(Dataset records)
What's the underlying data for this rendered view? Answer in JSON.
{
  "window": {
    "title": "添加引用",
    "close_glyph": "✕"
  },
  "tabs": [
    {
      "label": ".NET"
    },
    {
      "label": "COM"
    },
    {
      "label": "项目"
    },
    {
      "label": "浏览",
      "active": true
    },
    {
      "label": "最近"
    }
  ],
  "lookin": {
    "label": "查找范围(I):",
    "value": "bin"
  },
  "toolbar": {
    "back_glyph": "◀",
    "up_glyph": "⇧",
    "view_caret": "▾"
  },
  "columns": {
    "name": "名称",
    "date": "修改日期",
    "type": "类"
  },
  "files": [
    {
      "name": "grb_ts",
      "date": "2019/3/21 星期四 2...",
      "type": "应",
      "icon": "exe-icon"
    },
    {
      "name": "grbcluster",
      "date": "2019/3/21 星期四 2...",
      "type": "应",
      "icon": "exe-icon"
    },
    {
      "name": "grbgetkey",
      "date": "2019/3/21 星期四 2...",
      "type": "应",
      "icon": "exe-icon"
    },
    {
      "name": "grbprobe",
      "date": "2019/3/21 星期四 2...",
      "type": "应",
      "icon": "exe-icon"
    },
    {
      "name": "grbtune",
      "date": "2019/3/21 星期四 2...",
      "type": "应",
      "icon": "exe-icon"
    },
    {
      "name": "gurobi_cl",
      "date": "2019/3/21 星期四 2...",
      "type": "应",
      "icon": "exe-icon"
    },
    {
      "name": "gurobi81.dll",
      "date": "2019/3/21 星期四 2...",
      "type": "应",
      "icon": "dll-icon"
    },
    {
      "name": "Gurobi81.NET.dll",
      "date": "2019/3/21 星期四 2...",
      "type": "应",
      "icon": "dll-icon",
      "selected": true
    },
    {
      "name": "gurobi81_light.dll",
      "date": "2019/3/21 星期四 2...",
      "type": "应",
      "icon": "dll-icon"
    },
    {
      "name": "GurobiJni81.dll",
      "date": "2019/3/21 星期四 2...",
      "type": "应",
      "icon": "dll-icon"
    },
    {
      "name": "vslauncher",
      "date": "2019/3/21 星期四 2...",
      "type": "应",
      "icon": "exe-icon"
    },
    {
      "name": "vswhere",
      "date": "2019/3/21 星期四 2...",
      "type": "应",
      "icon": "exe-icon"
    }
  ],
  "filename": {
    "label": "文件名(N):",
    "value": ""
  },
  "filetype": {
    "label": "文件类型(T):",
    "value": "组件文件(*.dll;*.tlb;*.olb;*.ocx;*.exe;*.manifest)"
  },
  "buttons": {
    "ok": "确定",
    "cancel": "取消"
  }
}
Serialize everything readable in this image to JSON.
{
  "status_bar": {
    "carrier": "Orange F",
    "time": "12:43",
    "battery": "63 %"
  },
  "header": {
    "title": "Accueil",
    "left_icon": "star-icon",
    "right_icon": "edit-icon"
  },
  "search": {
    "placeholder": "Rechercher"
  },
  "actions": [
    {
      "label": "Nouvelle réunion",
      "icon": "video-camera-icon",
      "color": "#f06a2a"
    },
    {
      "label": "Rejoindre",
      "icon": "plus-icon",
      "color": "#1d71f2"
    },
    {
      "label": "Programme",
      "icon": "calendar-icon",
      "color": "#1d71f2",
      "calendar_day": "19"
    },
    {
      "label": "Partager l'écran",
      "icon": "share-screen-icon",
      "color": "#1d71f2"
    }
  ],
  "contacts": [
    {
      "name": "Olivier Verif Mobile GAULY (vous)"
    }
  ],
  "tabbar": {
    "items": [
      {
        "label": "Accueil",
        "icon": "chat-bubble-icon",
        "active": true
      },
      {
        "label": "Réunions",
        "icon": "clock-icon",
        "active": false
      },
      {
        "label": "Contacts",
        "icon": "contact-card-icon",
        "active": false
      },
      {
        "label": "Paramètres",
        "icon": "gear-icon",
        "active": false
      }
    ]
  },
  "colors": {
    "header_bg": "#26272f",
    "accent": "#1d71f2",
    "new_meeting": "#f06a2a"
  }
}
...
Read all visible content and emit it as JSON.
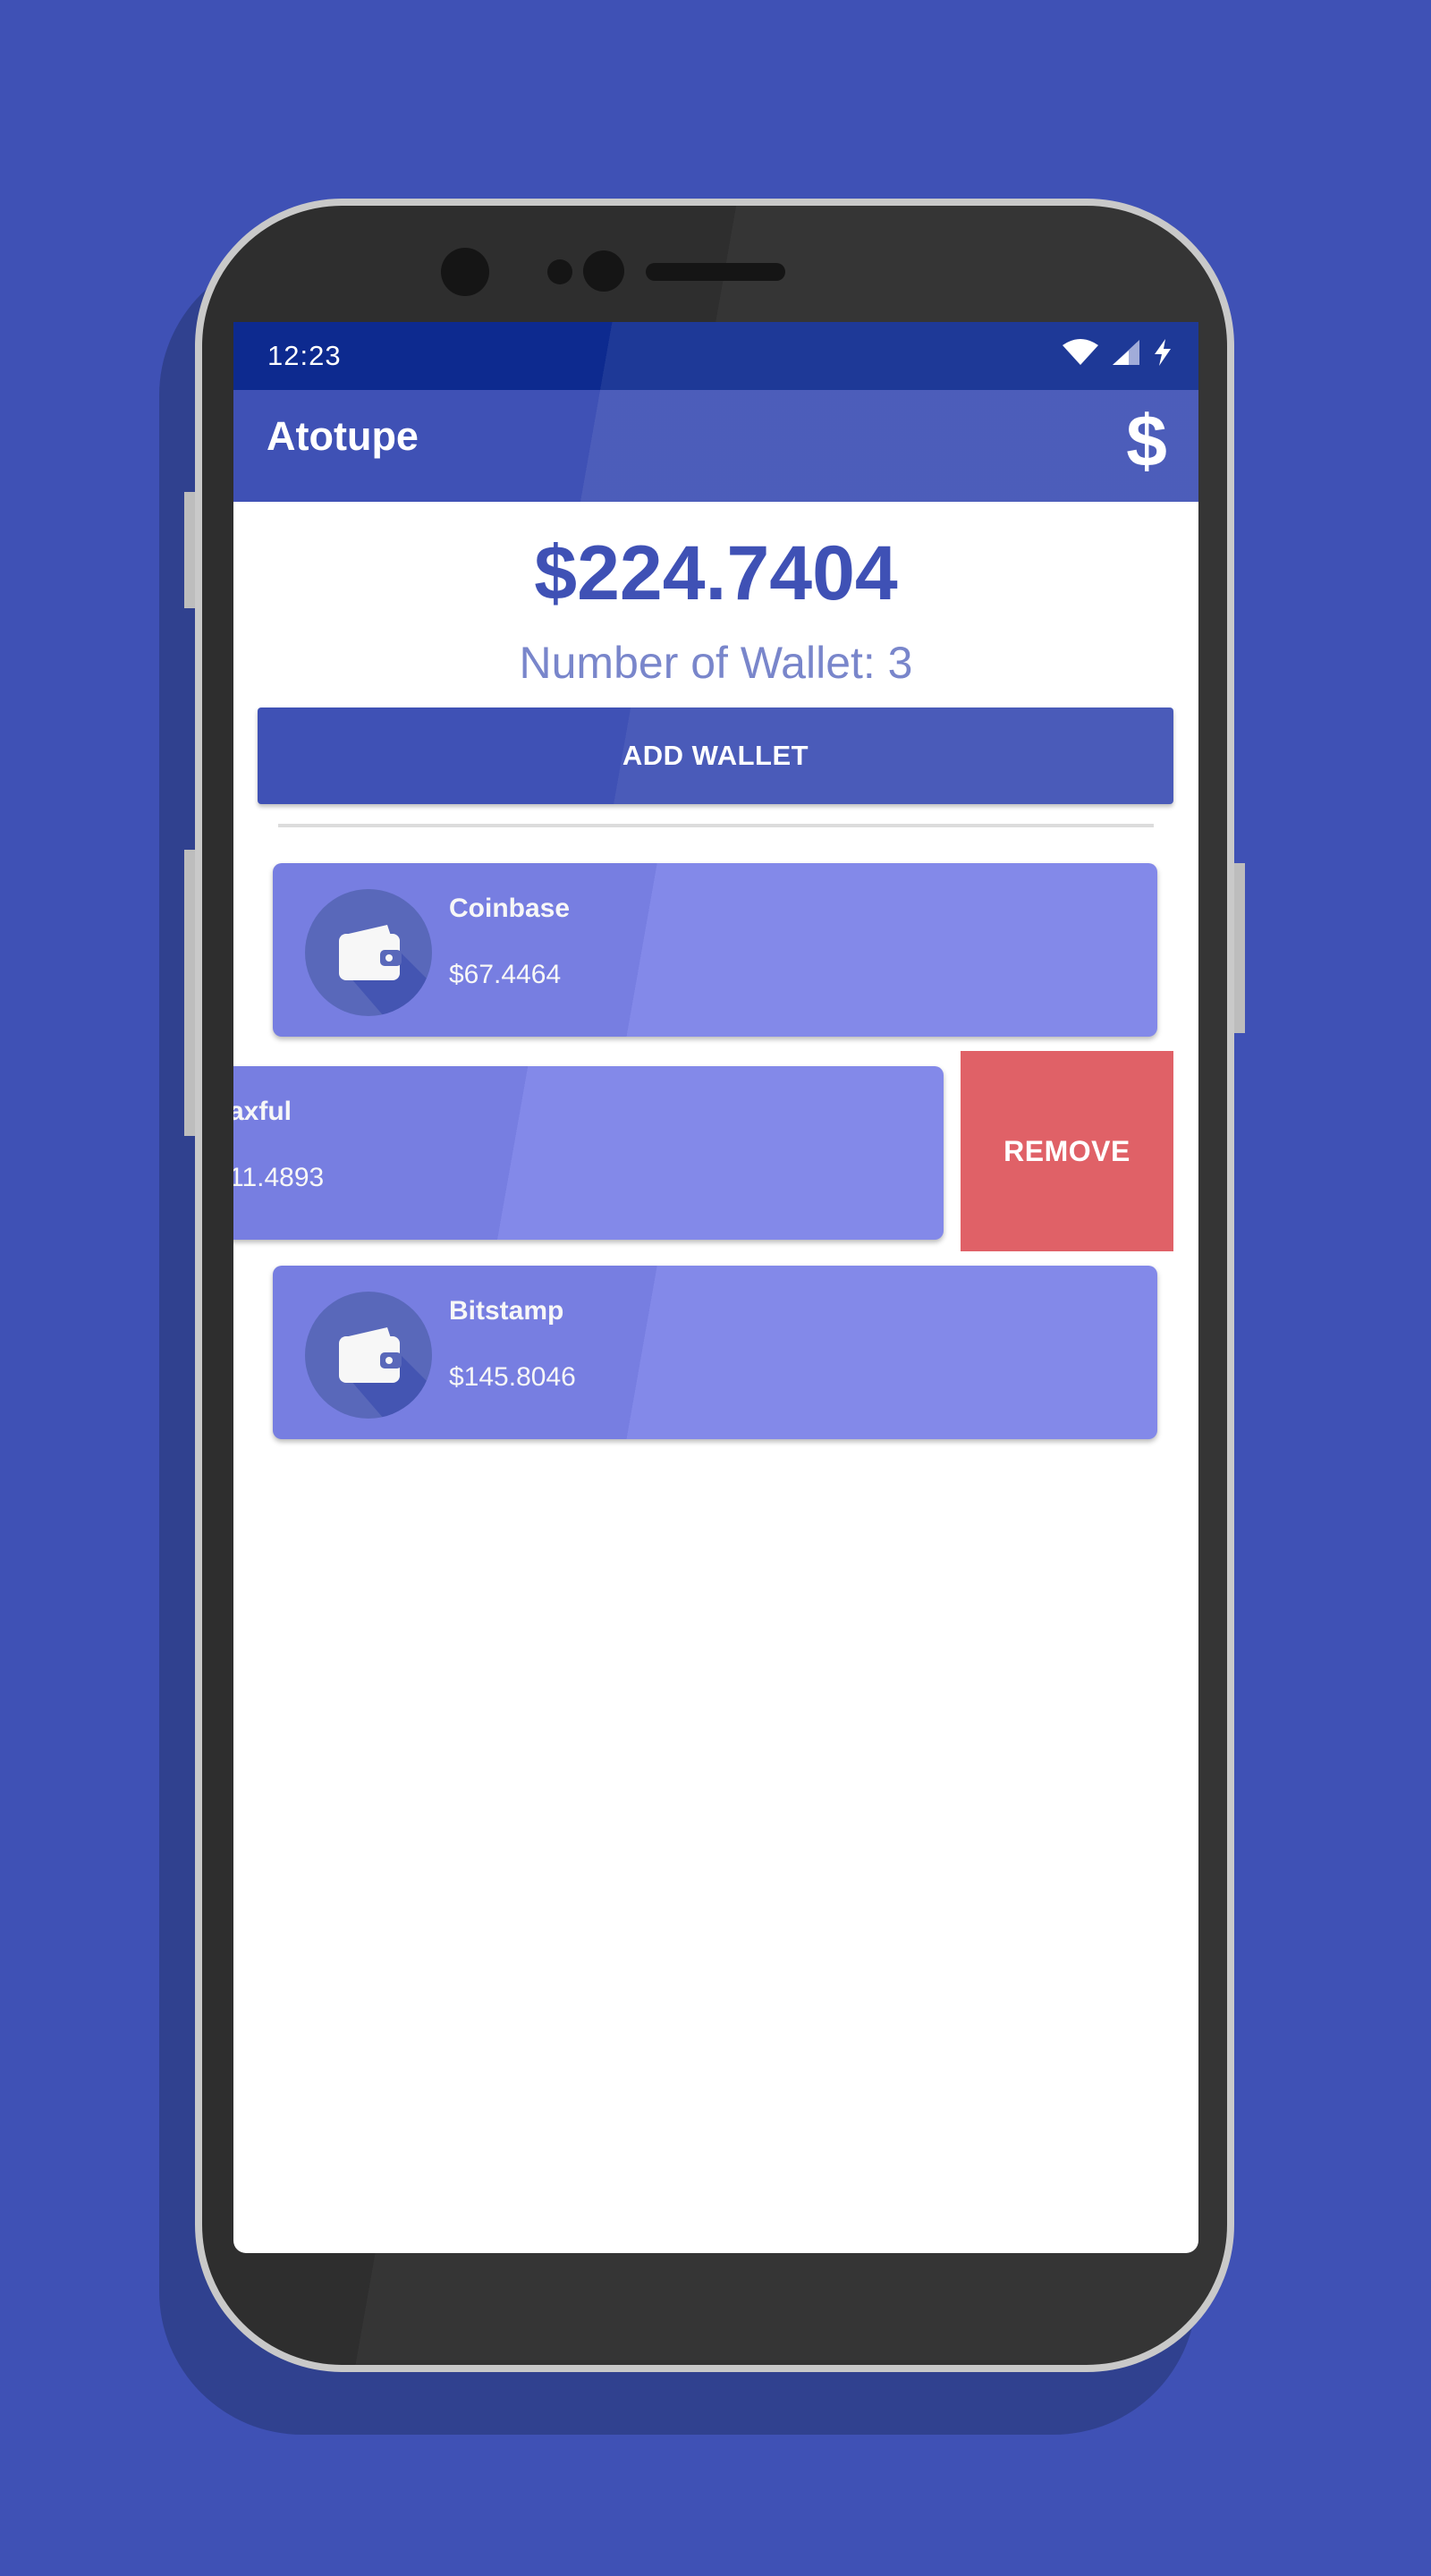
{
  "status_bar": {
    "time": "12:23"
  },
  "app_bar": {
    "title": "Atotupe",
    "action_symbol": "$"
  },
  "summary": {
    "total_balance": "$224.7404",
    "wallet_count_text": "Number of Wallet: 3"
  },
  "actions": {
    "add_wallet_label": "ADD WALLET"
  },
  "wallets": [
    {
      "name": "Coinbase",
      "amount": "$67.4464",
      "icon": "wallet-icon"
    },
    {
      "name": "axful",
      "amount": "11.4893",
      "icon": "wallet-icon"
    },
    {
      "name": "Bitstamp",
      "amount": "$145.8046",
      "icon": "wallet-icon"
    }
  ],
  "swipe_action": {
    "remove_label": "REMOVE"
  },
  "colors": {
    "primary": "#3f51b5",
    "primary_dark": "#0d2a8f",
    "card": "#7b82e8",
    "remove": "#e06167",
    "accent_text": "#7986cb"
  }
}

▶ _What is needed_
Copy every line from the entries that contains the word "title".

▶ _The answer_
    "title": "添加引用",
    "title": "Accueil",
    "title": "Atotupe",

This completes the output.